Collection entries
● ● ●
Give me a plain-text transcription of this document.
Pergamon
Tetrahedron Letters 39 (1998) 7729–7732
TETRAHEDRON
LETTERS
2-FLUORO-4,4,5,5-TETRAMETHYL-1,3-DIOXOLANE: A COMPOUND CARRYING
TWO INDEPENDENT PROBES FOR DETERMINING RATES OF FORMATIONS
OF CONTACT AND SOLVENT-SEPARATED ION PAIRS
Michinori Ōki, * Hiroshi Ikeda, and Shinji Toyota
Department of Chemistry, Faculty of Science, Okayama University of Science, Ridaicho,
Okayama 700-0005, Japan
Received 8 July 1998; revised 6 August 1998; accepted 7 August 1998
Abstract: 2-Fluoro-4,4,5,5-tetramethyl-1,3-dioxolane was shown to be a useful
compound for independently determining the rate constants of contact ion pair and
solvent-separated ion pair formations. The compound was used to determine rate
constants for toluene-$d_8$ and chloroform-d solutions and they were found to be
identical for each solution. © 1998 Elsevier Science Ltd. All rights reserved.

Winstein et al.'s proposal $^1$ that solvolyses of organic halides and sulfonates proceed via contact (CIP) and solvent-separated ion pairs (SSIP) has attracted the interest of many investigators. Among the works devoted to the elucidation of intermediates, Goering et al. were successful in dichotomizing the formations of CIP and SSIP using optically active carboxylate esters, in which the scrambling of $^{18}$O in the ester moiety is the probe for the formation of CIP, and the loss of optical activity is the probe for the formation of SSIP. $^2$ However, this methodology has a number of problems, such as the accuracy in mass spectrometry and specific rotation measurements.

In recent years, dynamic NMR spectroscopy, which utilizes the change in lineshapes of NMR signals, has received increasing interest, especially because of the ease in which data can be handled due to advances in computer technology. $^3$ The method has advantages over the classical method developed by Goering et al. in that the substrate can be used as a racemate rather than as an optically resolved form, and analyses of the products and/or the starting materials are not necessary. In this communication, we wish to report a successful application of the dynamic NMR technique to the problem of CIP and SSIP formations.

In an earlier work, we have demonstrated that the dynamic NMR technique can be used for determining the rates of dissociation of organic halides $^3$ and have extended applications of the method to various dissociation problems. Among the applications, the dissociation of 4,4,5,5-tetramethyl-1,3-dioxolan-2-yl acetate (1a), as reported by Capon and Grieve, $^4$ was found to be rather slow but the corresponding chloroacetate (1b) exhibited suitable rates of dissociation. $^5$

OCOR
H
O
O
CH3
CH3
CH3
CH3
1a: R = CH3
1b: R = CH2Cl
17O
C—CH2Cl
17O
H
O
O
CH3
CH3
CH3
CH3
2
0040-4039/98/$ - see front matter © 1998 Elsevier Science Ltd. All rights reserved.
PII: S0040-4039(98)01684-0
● ● ●
Task requirements:
Please restate the whole listing word for word.

Written answer:
Give me a plain-text transcription of this document.
Pergamon
Tetrahedron Letters 39 (1998) 7729–7732
TETRAHEDRON
LETTERS
2-FLUORO-4,4,5,5-TETRAMETHYL-1,3-DIOXOLANE: A COMPOUND CARRYING
TWO INDEPENDENT PROBES FOR DETERMINING RATES OF FORMATIONS
OF CONTACT AND SOLVENT-SEPARATED ION PAIRS
Michinori Ōki, * Hiroshi Ikeda, and Shinji Toyota
Department of Chemistry, Faculty of Science, Okayama University of Science, Ridaicho,
Okayama 700-0005, Japan
Received 8 July 1998; revised 6 August 1998; accepted 7 August 1998
Abstract: 2-Fluoro-4,4,5,5-tetramethyl-1,3-dioxolane was shown to be a useful
compound for independently determining the rate constants of contact ion pair and
solvent-separated ion pair formations. The compound was used to determine rate
constants for toluene-$d_8$ and chloroform-d solutions and they were found to be
identical for each solution. © 1998 Elsevier Science Ltd. All rights reserved.

Winstein et al.'s proposal $^1$ that solvolyses of organic halides and sulfonates proceed via contact (CIP) and solvent-separated ion pairs (SSIP) has attracted the interest of many investigators. Among the works devoted to the elucidation of intermediates, Goering et al. were successful in dichotomizing the formations of CIP and SSIP using optically active carboxylate esters, in which the scrambling of $^{18}$O in the ester moiety is the probe for the formation of CIP, and the loss of optical activity is the probe for the formation of SSIP. $^2$ However, this methodology has a number of problems, such as the accuracy in mass spectrometry and specific rotation measurements.

In recent years, dynamic NMR spectroscopy, which utilizes the change in lineshapes of NMR signals, has received increasing interest, especially because of the ease in which data can be handled due to advances in computer technology. $^3$ The method has advantages over the classical method developed by Goering et al. in that the substrate can be used as a racemate rather than as an optically resolved form, and analyses of the products and/or the starting materials are not necessary. In this communication, we wish to report a successful application of the dynamic NMR technique to the problem of CIP and SSIP formations.

In an earlier work, we have demonstrated that the dynamic NMR technique can be used for determining the rates of dissociation of organic halides $^3$ and have extended applications of the method to various dissociation problems. Among the applications, the dissociation of 4,4,5,5-tetramethyl-1,3-dioxolan-2-yl acetate (1a), as reported by Capon and Grieve, $^4$ was found to be rather slow but the corresponding chloroacetate (1b) exhibited suitable rates of dissociation. $^5$

OCOR
H
O
O
CH3
CH3
CH3
CH3
1a: R = CH3
1b: R = CH2Cl
17O
C—CH2Cl
17O
H
O
O
CH3
CH3
CH3
CH3
2
0040-4039/98/$ - see front matter © 1998 Elsevier Science Ltd. All rights reserved.
PII: S0040-4039(98)01684-0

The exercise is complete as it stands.